>> Start
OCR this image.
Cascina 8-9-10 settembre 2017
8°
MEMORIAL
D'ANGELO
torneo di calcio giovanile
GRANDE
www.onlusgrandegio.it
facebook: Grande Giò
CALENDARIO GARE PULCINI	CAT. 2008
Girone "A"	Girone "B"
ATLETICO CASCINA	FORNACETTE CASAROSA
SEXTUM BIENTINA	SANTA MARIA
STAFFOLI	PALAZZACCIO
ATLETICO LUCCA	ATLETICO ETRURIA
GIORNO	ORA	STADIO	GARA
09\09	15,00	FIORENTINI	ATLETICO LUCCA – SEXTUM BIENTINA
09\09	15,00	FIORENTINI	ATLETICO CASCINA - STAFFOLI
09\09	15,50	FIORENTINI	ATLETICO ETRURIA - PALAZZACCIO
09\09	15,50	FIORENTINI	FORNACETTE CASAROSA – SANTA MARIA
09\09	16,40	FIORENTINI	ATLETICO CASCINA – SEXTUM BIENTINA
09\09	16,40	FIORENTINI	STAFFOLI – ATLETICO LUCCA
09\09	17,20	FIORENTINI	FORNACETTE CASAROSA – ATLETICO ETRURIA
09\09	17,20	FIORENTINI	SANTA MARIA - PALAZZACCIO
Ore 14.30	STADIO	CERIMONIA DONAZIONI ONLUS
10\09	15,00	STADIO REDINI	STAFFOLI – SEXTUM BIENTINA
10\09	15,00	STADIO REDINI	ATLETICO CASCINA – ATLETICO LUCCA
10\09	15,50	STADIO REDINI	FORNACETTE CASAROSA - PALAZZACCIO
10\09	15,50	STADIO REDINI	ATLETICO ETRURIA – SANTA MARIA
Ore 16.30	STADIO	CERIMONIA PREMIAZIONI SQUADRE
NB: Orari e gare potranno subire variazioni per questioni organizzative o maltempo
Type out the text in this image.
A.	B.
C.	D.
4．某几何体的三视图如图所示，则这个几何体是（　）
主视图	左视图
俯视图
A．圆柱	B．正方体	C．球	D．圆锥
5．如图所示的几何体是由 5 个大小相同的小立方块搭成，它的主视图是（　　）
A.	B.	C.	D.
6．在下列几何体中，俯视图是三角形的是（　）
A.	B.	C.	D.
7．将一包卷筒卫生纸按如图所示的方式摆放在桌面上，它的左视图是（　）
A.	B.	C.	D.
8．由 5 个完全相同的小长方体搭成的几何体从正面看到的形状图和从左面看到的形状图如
>> End
Which lines contain "FORNACETTE"? Show each of them.

Result:
ATLETICO CASCINA	FORNACETTE CASAROSA
09\09	15,50	FIORENTINI	FORNACETTE CASAROSA – SANTA MARIA
09\09	17,20	FIORENTINI	FORNACETTE CASAROSA – ATLETICO ETRURIA
10\09	15,50	STADIO REDINI	FORNACETTE CASAROSA - PALAZZACCIO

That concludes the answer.